XX век породил особый, новый вид геополей – метаполя, а именно пространства, осваиваемые совместно несколькими государствами в военном, политическом и экономическом отношении, причем в ходе освоения, даже при наличии в партнерстве слабых и сильных, всем участникам предоставляются потенциально равные возможности по освоению такого поля. Примером метаполей могут считаться Западная Европа (осваиваемая ЕЭС и НАТО) и Юго-Восточная Азия (осваиваемая АСЕАН и Японией). Однако необходимо отметить, что эти метаполя появились в силу необходимости сплотиться перед лицом геополитического давления извне: СССР – для Западной Европы, СССР, КНР и Вьетнам – для Юго-Восточной Азии.

Формы контроля над пространством

Как представляется, можно предположить определенную классификацию качественно разных полей, в той или иной форме, контролируемых государством. Если, говоря о тотальном, пограничном и прочих полях, мы сосредоточивались, в сущности, на интенсивности контроля государства над пространством, то сейчас необходимо обозначить различные формы его контроля над пространством. Что особенно важно в контексте нашей темы, в контроле над пространством – феномене сущностно географическом – бывают, как будет показано ниже, задействованы и идеологические мотивы. Можно предположить следующую классификацию форм контроля над пространством.

Политический контроль в прямой или опосредованной форме опирается на ту или иную политичную инфраструктуру, будь то партийные, государственно-административные, договорные или «властоно-делегированные» ее разновидности. Как правило, политическая инфраструктура является комплексным феноменом. Например, в 1949-1953 годах СССР осуществлял непрямой политический контроль над КНР как через договорные механизмы, так и через делегирование власти в КНР лидерам КПК, в особенности ее промосковскому звену, представленному Лю Шаоци и менее значительными лидерами уровня Гао Гана. <…>

Военный контроль должен рассматриваться и трактоваться в терминах классической геополитики, а именно как поддержание контроля над строго определенной территорией военными средствами…

Совершенно очевидно, что принципиальный ракетно-ядерный контроль никогда не мог быть переведен в практическую плоскость в силу неприемлемости издержек войны. Традиционный же военный контроль продолжает выполнять свои функции…

То, что часто именуется проекцией военной мощи на некую территорию, может пониматься как опосредованный военный контроль. С этим связан вопрос о ракетно-ядерном контроле над пространством. Такого рода контроль может быть определен именно как опосредованный, направленный на консервацию той или иной крупномасштабной геополитической ситуации. Неприемлемость ракетно-ядерной войны для военных сверхдержав задает большие ограниченна для такого рола контроля. Этот опосредованный контроль оказывает чрезвычайно большое влияние на практическую политику, ограничивая масштабы геополитической экспансии, но иногда и охраняя плоды этой экспансии.

Экономический контроль над пространством по своей природе не может носить тотального характера, и на любом пространстве существуют зоны или ниши, на которые этот контроль не распространяется. Вместе с тем можно говорить о растущей роли этой формы контроля над пространством, которая неуклонно усиливалась по мере как глобализации международных отношений, так и возрастающего воздействия экономики на все структуры современных обществ.

________________________

● **Что нужно сделать**:
- A) Перепишите отрывок текста о формах контроля над пространством, начиная с «Экономический контроль над» и заканчивая «структуры современных обществ.». Вместо «ниши» поставьте «участки».
- B) Переведите на английский предложение «Как правило, политическая инфраструктура является комплексным феноменом.» из текста о формах контроля над пространством.

● **Приведенные строки**:
________________________

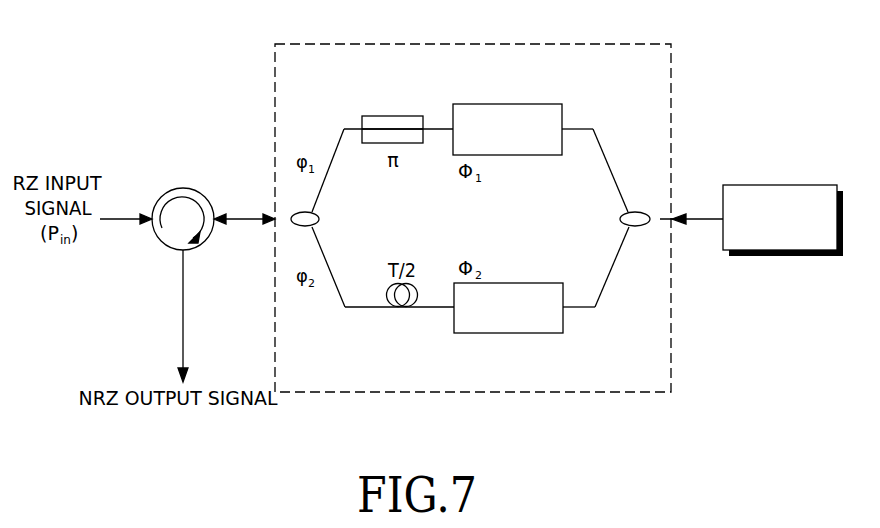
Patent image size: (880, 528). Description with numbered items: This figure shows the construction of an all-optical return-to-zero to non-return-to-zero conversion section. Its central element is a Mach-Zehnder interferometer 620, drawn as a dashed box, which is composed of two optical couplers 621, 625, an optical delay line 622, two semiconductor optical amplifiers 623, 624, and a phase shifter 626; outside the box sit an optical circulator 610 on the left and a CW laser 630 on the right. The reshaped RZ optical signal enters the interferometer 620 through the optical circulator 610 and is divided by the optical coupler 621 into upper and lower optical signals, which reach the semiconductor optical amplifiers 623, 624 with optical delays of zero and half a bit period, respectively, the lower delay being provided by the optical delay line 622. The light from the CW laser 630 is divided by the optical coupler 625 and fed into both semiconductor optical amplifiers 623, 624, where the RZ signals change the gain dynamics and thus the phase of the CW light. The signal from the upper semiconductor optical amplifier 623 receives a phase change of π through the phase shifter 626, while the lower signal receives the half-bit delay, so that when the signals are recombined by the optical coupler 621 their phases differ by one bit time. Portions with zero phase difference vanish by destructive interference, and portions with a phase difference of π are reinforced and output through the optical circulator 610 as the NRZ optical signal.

________________________

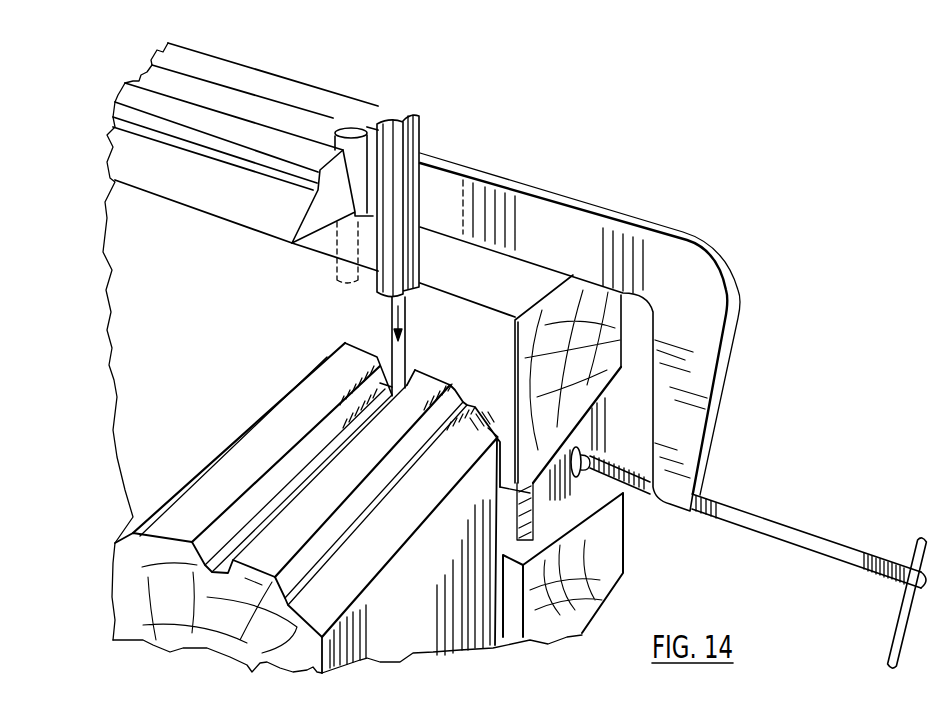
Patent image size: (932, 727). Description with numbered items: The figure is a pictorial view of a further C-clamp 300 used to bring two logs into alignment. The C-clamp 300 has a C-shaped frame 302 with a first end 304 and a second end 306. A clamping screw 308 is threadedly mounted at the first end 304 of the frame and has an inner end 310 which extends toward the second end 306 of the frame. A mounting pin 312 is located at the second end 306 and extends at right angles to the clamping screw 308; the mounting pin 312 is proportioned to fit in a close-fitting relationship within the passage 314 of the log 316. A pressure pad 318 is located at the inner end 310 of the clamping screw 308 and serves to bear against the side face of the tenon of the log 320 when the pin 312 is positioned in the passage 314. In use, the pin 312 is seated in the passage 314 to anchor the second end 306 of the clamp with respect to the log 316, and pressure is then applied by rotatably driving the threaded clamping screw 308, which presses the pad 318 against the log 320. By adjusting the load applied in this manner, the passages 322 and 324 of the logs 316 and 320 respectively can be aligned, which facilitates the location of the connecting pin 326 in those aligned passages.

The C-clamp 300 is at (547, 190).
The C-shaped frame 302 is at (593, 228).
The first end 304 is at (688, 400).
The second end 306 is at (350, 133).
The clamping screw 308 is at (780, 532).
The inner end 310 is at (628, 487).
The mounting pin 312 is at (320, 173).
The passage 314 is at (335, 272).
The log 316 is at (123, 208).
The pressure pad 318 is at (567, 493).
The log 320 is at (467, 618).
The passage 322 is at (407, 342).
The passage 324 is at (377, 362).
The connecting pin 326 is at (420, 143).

________________________

● **Ответы по заданиям**:
- A)
Экономический контроль над пространством по своей природе не может носить тотального характера, и на любом пространстве существуют зоны или участки, на которые этот контроль не распространяется. Вместе с тем можно говорить о растущей роли этой формы контроля над пространством, которая неуклонно усиливалась по мере как глобализации международных отношений, так и возрастающего воздействия экономики на все структуры современных обществ.

- B) As a rule, political infrastructure is a complex phenomenon.